# START OF Recorded information

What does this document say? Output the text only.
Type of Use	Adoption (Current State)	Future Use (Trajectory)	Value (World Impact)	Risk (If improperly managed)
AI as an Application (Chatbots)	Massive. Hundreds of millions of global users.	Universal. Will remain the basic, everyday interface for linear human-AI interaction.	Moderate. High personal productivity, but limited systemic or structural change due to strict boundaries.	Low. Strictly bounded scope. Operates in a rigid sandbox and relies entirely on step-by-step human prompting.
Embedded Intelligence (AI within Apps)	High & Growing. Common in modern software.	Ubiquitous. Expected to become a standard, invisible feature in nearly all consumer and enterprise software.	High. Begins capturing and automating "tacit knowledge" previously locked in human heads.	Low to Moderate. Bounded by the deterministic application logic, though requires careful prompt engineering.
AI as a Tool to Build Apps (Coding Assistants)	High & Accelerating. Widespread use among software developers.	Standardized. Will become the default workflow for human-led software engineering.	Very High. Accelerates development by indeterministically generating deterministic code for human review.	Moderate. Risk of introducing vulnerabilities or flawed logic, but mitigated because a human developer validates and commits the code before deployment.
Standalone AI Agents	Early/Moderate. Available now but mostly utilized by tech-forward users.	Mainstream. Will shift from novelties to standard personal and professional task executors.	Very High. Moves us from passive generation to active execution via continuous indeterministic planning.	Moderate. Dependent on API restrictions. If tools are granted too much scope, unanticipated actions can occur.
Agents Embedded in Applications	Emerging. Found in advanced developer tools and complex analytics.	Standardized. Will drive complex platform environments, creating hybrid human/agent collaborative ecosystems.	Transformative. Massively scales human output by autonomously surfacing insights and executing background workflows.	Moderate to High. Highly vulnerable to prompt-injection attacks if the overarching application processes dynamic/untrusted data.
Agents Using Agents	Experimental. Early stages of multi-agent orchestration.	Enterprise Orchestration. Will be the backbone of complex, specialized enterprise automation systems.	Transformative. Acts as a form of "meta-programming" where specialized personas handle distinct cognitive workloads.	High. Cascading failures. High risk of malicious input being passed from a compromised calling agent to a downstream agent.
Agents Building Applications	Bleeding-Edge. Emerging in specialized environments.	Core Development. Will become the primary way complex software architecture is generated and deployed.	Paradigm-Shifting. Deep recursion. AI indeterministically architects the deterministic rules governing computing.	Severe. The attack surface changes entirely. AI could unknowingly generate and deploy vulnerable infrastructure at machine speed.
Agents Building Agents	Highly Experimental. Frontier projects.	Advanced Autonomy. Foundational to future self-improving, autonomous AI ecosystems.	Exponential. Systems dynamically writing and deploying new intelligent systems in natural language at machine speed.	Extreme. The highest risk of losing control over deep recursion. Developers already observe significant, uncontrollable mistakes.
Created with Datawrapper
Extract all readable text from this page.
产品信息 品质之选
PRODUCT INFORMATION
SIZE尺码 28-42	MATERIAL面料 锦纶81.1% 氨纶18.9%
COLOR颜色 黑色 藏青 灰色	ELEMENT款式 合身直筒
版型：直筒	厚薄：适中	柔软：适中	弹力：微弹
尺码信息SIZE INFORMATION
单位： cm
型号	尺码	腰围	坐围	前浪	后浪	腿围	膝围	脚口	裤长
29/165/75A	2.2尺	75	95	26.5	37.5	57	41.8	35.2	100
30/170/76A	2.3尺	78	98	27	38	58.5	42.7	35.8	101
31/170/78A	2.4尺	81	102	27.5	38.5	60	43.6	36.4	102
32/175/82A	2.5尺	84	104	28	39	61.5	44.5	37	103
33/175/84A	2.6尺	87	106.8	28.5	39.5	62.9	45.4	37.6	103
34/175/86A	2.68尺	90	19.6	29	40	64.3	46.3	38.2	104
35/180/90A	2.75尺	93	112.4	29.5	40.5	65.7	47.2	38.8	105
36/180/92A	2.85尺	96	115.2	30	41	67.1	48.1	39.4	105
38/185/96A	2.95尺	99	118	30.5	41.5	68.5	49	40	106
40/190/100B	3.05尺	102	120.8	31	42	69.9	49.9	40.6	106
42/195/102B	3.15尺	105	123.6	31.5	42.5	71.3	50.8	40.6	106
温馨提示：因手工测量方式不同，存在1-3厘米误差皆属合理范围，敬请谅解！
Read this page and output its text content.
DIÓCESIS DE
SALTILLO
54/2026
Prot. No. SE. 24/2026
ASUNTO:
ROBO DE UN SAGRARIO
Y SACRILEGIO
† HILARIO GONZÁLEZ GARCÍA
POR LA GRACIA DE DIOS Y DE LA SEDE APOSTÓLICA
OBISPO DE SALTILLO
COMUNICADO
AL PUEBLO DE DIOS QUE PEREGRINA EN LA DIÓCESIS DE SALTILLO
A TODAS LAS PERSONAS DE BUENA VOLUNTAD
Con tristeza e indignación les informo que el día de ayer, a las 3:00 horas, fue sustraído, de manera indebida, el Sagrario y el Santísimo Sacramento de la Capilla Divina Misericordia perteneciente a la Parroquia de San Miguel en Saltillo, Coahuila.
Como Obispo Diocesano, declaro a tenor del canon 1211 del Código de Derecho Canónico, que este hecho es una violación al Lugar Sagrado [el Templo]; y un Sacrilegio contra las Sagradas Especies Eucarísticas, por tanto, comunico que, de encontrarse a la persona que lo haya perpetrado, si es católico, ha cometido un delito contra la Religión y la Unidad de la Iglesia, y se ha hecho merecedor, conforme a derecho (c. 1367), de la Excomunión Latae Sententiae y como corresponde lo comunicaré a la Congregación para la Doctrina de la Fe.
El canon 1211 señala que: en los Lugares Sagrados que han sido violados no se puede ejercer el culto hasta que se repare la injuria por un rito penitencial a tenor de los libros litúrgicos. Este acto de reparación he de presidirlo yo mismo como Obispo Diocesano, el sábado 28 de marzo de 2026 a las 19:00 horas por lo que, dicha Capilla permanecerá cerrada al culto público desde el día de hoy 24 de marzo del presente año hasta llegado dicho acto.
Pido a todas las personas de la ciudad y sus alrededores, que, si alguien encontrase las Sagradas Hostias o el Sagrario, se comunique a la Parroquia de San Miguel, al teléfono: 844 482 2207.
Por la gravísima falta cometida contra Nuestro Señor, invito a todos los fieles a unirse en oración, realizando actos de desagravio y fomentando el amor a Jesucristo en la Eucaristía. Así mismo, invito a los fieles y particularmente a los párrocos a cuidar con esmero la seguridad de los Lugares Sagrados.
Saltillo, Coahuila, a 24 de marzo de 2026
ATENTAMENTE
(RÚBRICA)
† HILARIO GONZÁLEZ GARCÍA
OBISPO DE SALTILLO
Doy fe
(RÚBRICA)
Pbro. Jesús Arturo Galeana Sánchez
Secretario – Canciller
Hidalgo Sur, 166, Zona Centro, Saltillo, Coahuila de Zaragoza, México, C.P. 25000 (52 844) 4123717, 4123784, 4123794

# END OF Recorded information

* _Work instructions_
Report how many lines in the listing include the word "DIOS". Give nothing but the count.

* _Completed task_
2